▶ [TASK TO COMPLETE]: Using the entries that follow, state how many lines contain the word "Chatalyna". The response is that number and nothing more.

▶ [Stored data entries]:
#####

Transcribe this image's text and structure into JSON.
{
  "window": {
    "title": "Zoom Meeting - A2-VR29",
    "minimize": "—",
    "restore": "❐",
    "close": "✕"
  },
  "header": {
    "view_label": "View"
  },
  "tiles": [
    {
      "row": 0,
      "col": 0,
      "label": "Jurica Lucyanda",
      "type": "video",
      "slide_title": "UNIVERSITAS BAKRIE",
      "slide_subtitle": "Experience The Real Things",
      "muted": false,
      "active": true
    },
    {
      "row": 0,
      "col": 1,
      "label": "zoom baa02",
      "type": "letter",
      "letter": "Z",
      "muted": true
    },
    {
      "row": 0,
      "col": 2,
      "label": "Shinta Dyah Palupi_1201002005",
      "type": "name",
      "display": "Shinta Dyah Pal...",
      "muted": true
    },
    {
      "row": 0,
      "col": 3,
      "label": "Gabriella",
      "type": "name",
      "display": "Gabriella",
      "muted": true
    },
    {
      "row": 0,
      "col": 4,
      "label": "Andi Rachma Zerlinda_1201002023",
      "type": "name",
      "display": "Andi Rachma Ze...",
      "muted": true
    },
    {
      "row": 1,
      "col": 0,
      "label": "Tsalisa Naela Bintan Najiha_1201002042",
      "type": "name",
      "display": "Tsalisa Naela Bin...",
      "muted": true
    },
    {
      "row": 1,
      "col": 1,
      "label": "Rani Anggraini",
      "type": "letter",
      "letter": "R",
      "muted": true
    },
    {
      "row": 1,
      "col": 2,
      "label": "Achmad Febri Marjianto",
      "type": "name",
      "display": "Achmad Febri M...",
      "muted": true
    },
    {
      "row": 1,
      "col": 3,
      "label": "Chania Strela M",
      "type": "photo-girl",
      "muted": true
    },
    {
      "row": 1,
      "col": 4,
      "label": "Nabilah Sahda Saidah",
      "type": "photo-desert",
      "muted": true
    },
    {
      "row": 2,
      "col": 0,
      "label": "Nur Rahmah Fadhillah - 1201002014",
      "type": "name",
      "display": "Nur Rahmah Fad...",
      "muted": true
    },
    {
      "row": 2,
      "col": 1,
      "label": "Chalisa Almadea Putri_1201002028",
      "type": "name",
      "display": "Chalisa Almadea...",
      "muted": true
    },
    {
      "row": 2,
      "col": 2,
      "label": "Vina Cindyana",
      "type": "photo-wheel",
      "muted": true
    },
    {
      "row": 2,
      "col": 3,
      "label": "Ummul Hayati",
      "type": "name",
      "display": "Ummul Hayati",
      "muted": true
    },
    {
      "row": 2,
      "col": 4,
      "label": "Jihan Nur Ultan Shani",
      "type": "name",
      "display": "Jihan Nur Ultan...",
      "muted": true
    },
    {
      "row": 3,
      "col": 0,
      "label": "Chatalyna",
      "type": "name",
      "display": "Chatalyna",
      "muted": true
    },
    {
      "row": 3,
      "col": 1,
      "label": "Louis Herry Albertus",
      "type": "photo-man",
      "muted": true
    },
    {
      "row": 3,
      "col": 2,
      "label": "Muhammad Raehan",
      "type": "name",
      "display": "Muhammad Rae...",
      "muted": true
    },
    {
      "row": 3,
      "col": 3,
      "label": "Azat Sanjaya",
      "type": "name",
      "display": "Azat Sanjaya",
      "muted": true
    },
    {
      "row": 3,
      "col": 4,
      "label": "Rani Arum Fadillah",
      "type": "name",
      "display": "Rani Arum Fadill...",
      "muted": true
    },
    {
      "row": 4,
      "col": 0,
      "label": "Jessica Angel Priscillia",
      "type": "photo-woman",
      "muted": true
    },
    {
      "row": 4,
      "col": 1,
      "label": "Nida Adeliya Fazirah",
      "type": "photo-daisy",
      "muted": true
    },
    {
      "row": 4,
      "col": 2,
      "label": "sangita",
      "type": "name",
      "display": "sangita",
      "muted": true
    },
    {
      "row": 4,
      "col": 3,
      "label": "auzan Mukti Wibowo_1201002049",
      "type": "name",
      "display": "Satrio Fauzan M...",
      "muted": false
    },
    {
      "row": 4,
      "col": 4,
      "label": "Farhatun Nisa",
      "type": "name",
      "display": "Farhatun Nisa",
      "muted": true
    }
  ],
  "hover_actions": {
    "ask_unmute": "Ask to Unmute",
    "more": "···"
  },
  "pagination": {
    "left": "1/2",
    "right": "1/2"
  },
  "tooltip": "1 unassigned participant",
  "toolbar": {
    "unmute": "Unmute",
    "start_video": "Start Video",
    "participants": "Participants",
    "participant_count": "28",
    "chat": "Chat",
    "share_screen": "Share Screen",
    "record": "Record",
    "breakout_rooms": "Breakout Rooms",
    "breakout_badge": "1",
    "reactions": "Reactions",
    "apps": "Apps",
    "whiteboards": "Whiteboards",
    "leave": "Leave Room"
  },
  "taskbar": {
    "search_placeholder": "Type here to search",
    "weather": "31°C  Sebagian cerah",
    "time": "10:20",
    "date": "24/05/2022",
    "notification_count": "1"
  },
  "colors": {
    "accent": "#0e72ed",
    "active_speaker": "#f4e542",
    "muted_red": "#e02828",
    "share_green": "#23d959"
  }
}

#####

▶ [FINAL ANSWER]: 2